Box annotation data:
-----

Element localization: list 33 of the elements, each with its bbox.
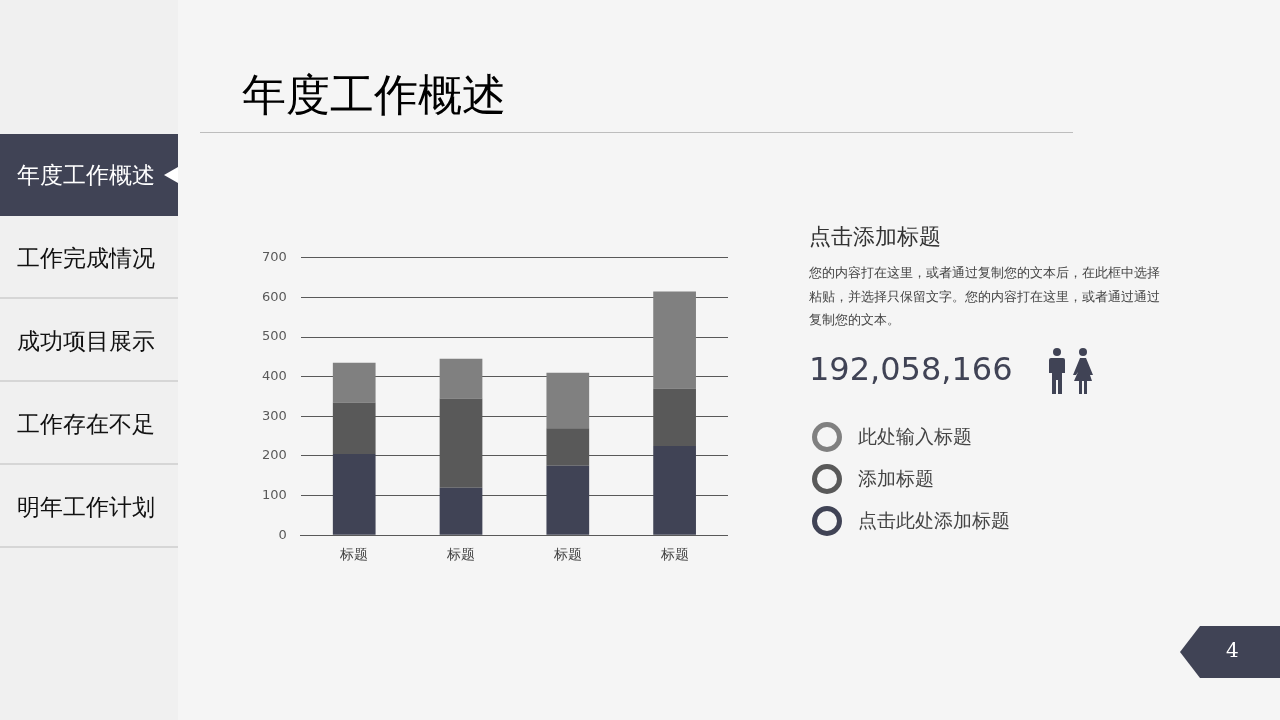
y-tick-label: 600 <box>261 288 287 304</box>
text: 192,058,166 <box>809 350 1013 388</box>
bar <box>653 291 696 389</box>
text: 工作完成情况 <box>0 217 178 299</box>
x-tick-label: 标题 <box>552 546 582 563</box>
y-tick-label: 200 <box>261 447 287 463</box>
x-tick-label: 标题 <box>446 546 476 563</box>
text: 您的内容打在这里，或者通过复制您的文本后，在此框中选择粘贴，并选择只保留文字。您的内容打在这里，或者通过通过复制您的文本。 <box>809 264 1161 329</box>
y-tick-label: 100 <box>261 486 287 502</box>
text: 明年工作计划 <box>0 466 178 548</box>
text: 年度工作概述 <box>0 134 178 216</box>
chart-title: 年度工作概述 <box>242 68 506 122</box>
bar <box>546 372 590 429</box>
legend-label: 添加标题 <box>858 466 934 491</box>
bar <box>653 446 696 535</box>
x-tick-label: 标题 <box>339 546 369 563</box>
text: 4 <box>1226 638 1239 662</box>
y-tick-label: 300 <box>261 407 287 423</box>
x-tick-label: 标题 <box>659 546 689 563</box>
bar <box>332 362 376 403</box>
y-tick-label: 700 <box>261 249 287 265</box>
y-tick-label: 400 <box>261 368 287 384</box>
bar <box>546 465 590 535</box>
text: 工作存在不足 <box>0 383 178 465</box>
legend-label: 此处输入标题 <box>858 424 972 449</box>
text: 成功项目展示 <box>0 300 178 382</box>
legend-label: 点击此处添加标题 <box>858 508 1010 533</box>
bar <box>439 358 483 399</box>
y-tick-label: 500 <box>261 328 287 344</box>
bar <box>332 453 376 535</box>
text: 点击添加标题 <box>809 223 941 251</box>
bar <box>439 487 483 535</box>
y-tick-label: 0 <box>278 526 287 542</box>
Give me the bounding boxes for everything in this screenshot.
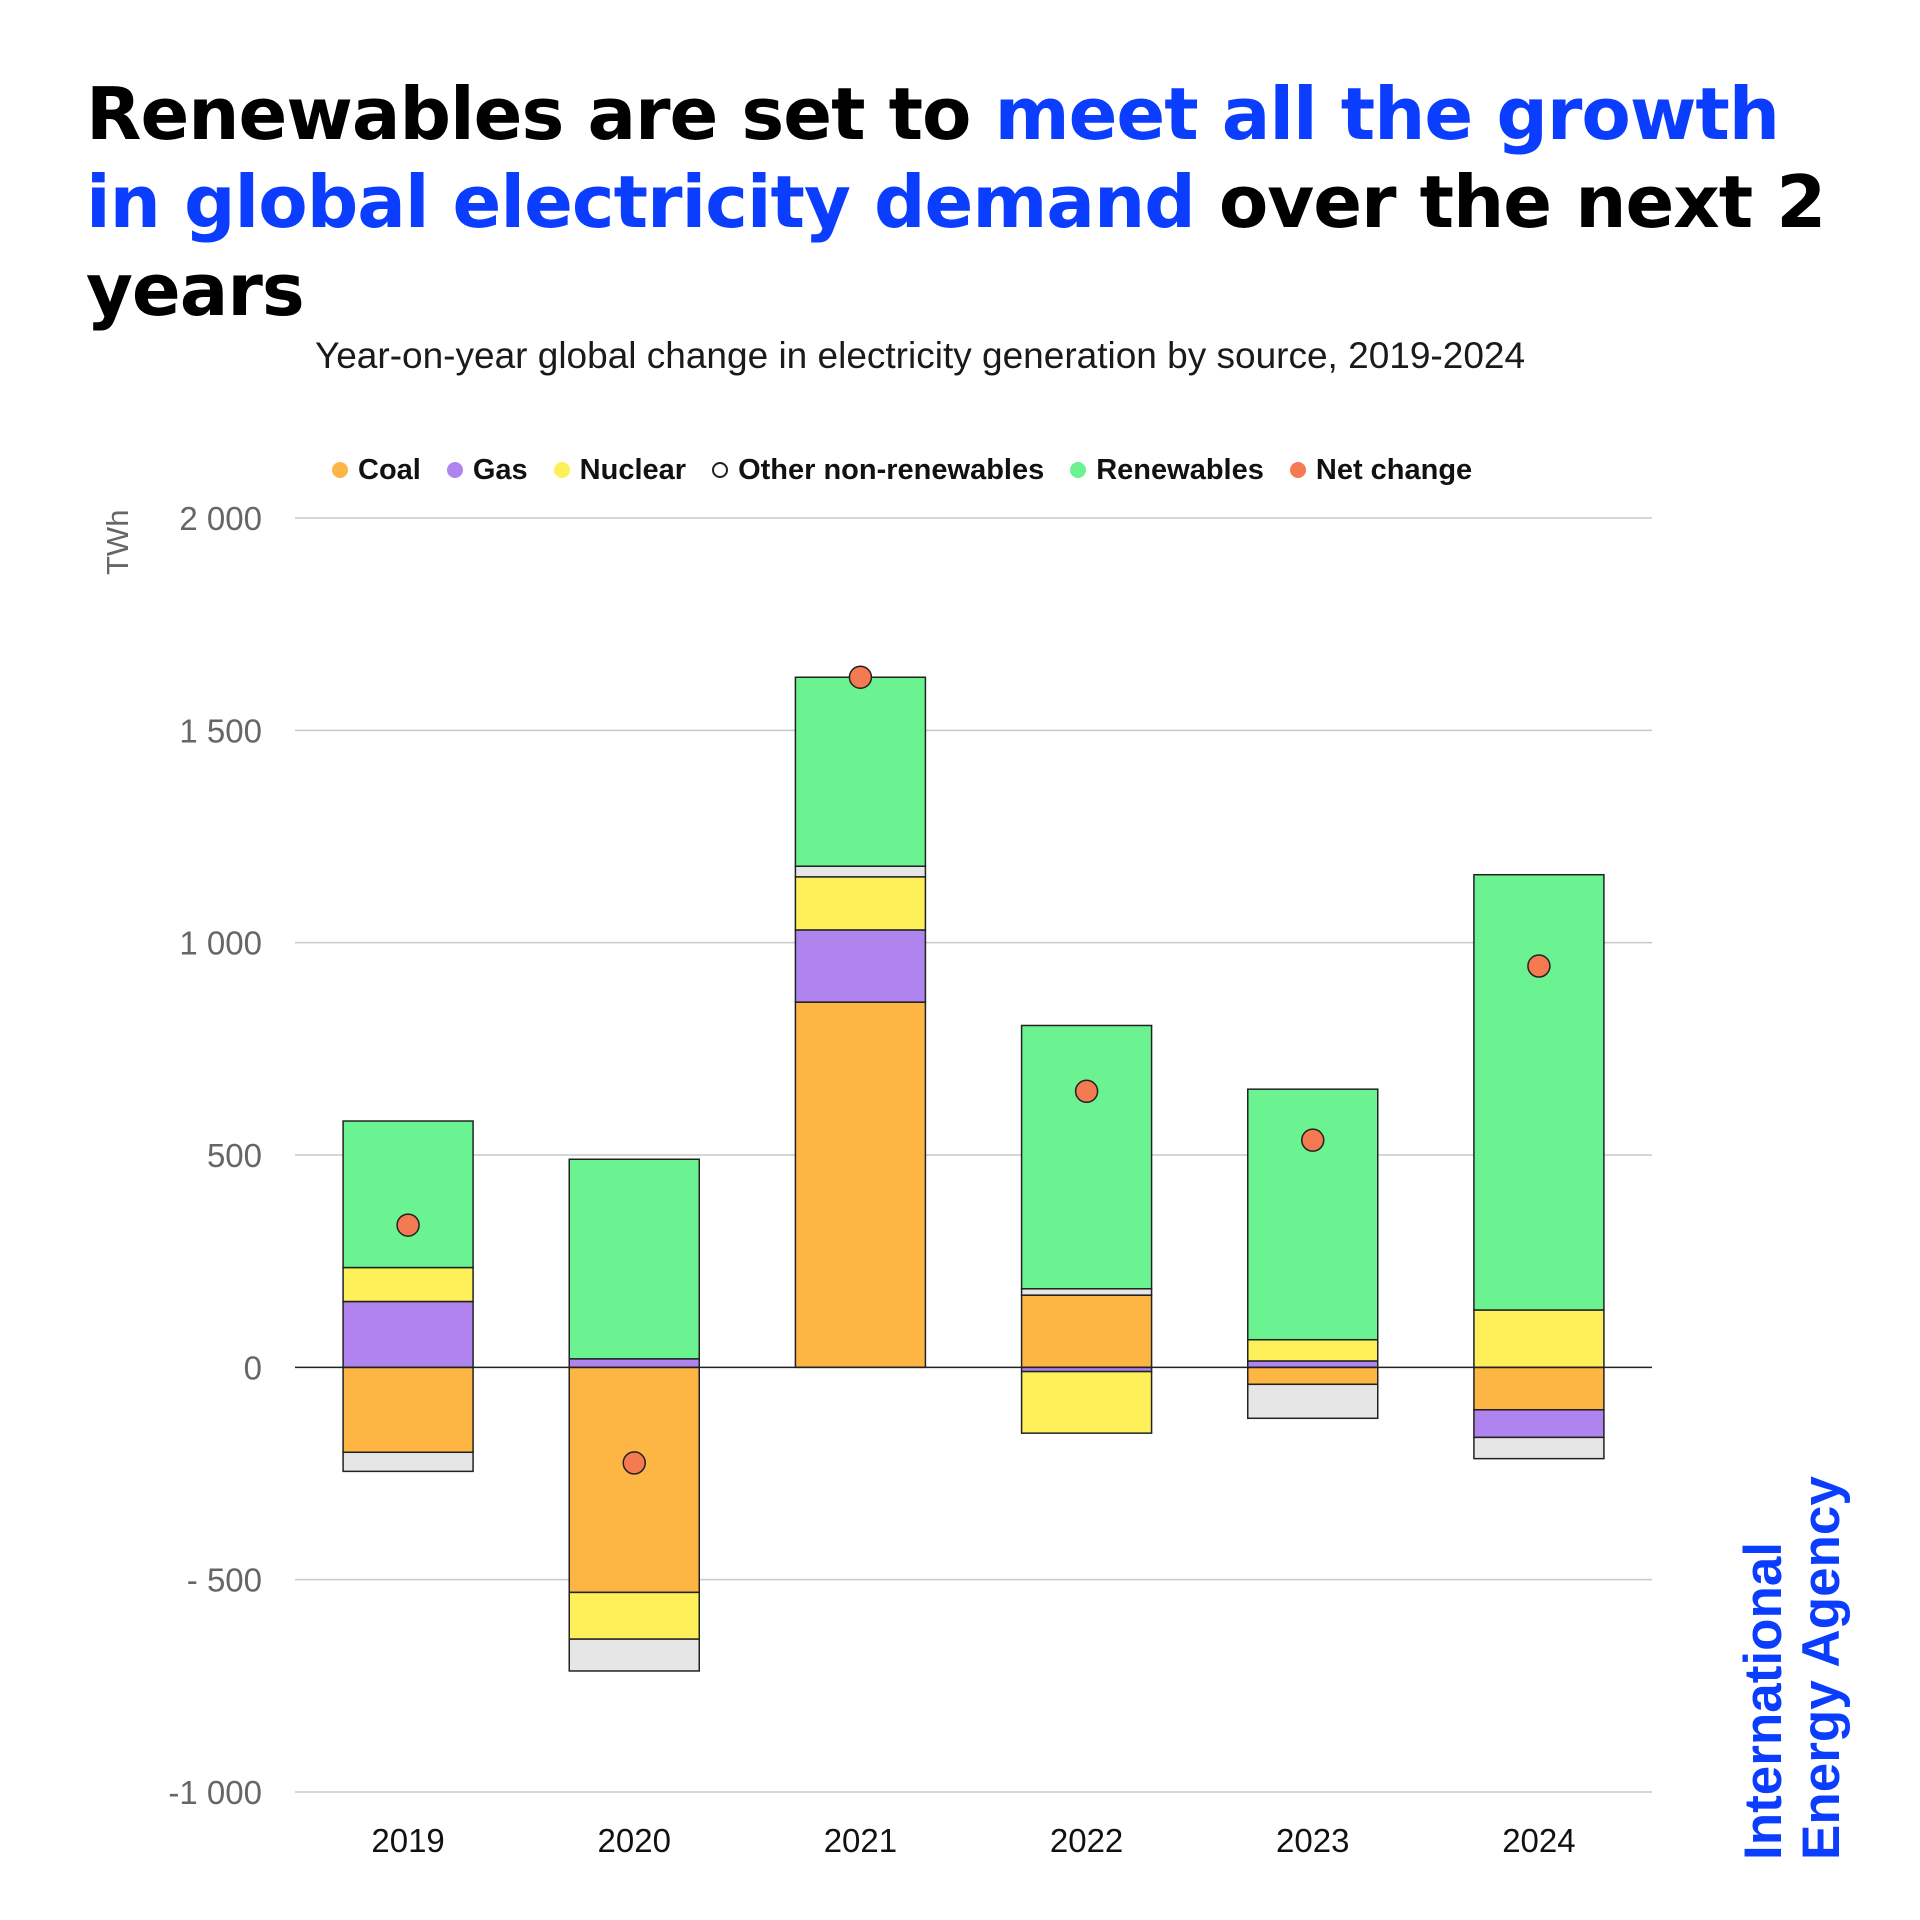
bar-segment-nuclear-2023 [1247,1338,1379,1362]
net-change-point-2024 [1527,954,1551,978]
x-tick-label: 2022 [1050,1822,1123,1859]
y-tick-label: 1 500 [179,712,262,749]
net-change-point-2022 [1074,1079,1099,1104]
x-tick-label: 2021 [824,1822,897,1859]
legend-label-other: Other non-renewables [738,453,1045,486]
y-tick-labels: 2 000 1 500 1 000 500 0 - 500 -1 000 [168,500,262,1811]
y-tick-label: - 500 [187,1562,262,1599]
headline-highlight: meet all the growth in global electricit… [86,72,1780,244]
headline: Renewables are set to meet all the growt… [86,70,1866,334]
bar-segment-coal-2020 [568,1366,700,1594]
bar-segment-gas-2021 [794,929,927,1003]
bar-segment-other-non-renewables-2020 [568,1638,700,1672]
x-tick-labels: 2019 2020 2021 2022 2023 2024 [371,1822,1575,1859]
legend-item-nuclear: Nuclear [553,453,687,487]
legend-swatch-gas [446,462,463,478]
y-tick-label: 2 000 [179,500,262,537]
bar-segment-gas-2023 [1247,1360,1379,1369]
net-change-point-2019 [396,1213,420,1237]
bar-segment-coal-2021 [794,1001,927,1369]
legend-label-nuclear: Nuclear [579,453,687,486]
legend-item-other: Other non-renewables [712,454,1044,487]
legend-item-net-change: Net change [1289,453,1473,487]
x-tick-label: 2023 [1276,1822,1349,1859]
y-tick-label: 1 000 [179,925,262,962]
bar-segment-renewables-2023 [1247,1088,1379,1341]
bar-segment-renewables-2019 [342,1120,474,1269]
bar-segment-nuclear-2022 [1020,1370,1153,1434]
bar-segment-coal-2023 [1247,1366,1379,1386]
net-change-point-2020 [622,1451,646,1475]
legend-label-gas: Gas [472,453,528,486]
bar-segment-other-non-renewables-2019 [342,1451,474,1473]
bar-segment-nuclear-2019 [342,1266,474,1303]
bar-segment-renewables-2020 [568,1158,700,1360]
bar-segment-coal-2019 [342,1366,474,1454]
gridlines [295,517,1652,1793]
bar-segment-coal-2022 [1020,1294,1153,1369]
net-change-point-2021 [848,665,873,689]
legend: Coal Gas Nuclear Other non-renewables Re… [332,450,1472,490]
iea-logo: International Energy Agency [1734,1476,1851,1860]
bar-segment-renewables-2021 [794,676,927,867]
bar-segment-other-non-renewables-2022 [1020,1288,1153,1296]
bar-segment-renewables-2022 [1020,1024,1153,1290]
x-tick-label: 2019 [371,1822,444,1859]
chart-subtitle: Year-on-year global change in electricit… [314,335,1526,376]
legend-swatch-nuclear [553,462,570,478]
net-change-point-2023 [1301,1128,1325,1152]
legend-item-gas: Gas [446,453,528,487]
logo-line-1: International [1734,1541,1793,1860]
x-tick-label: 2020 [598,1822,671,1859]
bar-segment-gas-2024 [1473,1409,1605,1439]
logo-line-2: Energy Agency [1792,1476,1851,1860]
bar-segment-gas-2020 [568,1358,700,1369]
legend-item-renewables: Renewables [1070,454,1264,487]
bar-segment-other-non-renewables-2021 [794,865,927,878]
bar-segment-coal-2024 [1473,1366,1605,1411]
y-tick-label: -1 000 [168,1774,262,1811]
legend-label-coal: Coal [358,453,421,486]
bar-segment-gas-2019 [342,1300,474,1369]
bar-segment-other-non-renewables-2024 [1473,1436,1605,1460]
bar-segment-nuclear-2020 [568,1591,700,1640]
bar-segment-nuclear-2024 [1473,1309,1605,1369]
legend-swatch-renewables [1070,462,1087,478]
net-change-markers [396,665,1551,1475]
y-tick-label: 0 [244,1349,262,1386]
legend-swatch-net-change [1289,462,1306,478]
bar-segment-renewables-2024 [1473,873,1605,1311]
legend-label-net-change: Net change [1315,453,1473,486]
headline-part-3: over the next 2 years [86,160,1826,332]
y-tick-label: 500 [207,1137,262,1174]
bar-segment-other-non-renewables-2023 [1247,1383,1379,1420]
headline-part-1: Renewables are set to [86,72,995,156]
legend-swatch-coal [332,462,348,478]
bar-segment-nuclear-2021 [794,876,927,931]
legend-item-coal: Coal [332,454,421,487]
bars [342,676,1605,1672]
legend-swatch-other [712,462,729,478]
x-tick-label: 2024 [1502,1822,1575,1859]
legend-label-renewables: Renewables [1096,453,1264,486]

-----

• [TASK OBJECTIVE]:
Retype every line of the entries above with no changes, leaving out the pictures.

• [ANSWER]:
Element localization: list 33 of the elements, each with its bbox.
y-tick-label: 600 <box>261 288 287 304</box>
text: 192,058,166 <box>809 350 1013 388</box>
bar <box>653 291 696 389</box>
text: 工作完成情况 <box>0 217 178 299</box>
x-tick-label: 标题 <box>552 546 582 563</box>
y-tick-label: 200 <box>261 447 287 463</box>
x-tick-label: 标题 <box>446 546 476 563</box>
text: 您的内容打在这里，或者通过复制您的文本后，在此框中选择粘贴，并选择只保留文字。您的内容打在这里，或者通过通过复制您的文本。 <box>809 264 1161 329</box>
y-tick-label: 100 <box>261 486 287 502</box>
text: 明年工作计划 <box>0 466 178 548</box>
text: 年度工作概述 <box>0 134 178 216</box>
chart-title: 年度工作概述 <box>242 68 506 122</box>
bar <box>546 372 590 429</box>
legend-label: 添加标题 <box>858 466 934 491</box>
bar <box>653 446 696 535</box>
x-tick-label: 标题 <box>339 546 369 563</box>
text: 4 <box>1226 638 1239 662</box>
y-tick-label: 300 <box>261 407 287 423</box>
x-tick-label: 标题 <box>659 546 689 563</box>
bar <box>332 362 376 403</box>
y-tick-label: 700 <box>261 249 287 265</box>
y-tick-label: 400 <box>261 368 287 384</box>
bar <box>546 465 590 535</box>
text: 工作存在不足 <box>0 383 178 465</box>
legend-label: 此处输入标题 <box>858 424 972 449</box>
text: 成功项目展示 <box>0 300 178 382</box>
legend-label: 点击此处添加标题 <box>858 508 1010 533</box>
bar <box>439 358 483 399</box>
y-tick-label: 500 <box>261 328 287 344</box>
bar <box>332 453 376 535</box>
text: 点击添加标题 <box>809 223 941 251</box>
bar <box>439 487 483 535</box>
y-tick-label: 0 <box>278 526 287 542</box>
Give me the bounding boxes for everything in this screenshot.
bar-segment-nuclear-2023 [1247,1338,1379,1362]
net-change-point-2024 [1527,954,1551,978]
x-tick-label: 2022 [1050,1822,1123,1859]
y-tick-label: 1 500 [179,712,262,749]
net-change-point-2022 [1074,1079,1099,1104]
x-tick-label: 2021 [824,1822,897,1859]
legend-label-other: Other non-renewables [738,453,1045,486]
y-tick-labels: 2 000 1 500 1 000 500 0 - 500 -1 000 [168,500,262,1811]
y-tick-label: - 500 [187,1562,262,1599]
headline-highlight: meet all the growth in global electricit… [86,72,1780,244]
headline: Renewables are set to meet all the growt… [86,70,1866,334]
bar-segment-coal-2020 [568,1366,700,1594]
bar-segment-gas-2021 [794,929,927,1003]
bar-segment-other-non-renewables-2020 [568,1638,700,1672]
x-tick-labels: 2019 2020 2021 2022 2023 2024 [371,1822,1575,1859]
legend-item-nuclear: Nuclear [553,453,687,487]
legend-swatch-gas [446,462,463,478]
y-tick-label: 2 000 [179,500,262,537]
bar-segment-gas-2023 [1247,1360,1379,1369]
net-change-point-2019 [396,1213,420,1237]
bar-segment-coal-2021 [794,1001,927,1369]
legend-label-nuclear: Nuclear [579,453,687,486]
legend-item-other: Other non-renewables [712,454,1044,487]
legend-item-net-change: Net change [1289,453,1473,487]
x-tick-label: 2023 [1276,1822,1349,1859]
y-tick-label: 1 000 [179,925,262,962]
bar-segment-renewables-2023 [1247,1088,1379,1341]
bar-segment-renewables-2019 [342,1120,474,1269]
bar-segment-nuclear-2022 [1020,1370,1153,1434]
bar-segment-coal-2023 [1247,1366,1379,1386]
net-change-point-2020 [622,1451,646,1475]
legend-label-gas: Gas [472,453,528,486]
bar-segment-other-non-renewables-2019 [342,1451,474,1473]
bar-segment-nuclear-2019 [342,1266,474,1303]
bar-segment-renewables-2020 [568,1158,700,1360]
bar-segment-coal-2019 [342,1366,474,1454]
gridlines [295,517,1652,1793]
bar-segment-coal-2022 [1020,1294,1153,1369]
net-change-point-2021 [848,665,873,689]
legend: Coal Gas Nuclear Other non-renewables Re… [332,450,1472,490]
iea-logo: International Energy Agency [1734,1476,1851,1860]
bar-segment-renewables-2021 [794,676,927,867]
bar-segment-other-non-renewables-2022 [1020,1288,1153,1296]
bar-segment-renewables-2022 [1020,1024,1153,1290]
x-tick-label: 2019 [371,1822,444,1859]
chart-subtitle: Year-on-year global change in electricit… [314,335,1526,376]
legend-swatch-nuclear [553,462,570,478]
net-change-point-2023 [1301,1128,1325,1152]
legend-item-gas: Gas [446,453,528,487]
logo-line-1: International [1734,1541,1793,1860]
x-tick-label: 2020 [598,1822,671,1859]
bar-segment-gas-2024 [1473,1409,1605,1439]
logo-line-2: Energy Agency [1792,1476,1851,1860]
bar-segment-gas-2020 [568,1358,700,1369]
legend-item-renewables: Renewables [1070,454,1264,487]
bar-segment-other-non-renewables-2021 [794,865,927,878]
bar-segment-coal-2024 [1473,1366,1605,1411]
y-tick-label: -1 000 [168,1774,262,1811]
legend-label-coal: Coal [358,453,421,486]
bar-segment-gas-2019 [342,1300,474,1369]
bar-segment-other-non-renewables-2024 [1473,1436,1605,1460]
bar-segment-nuclear-2020 [568,1591,700,1640]
bar-segment-nuclear-2024 [1473,1309,1605,1369]
legend-swatch-renewables [1070,462,1087,478]
net-change-markers [396,665,1551,1475]
y-tick-label: 0 [244,1349,262,1386]
legend-swatch-net-change [1289,462,1306,478]
bar-segment-renewables-2024 [1473,873,1605,1311]
legend-label-net-change: Net change [1315,453,1473,486]
headline-part-3: over the next 2 years [86,160,1826,332]
y-tick-label: 500 [207,1137,262,1174]
bar-segment-other-non-renewables-2023 [1247,1383,1379,1420]
headline-part-1: Renewables are set to [86,72,995,156]
legend-swatch-coal [332,462,348,478]
bar-segment-nuclear-2021 [794,876,927,931]
legend-item-coal: Coal [332,454,421,487]
bars [342,676,1605,1672]
legend-swatch-other [712,462,729,478]
x-tick-label: 2024 [1502,1822,1575,1859]
legend-label-renewables: Renewables [1096,453,1264,486]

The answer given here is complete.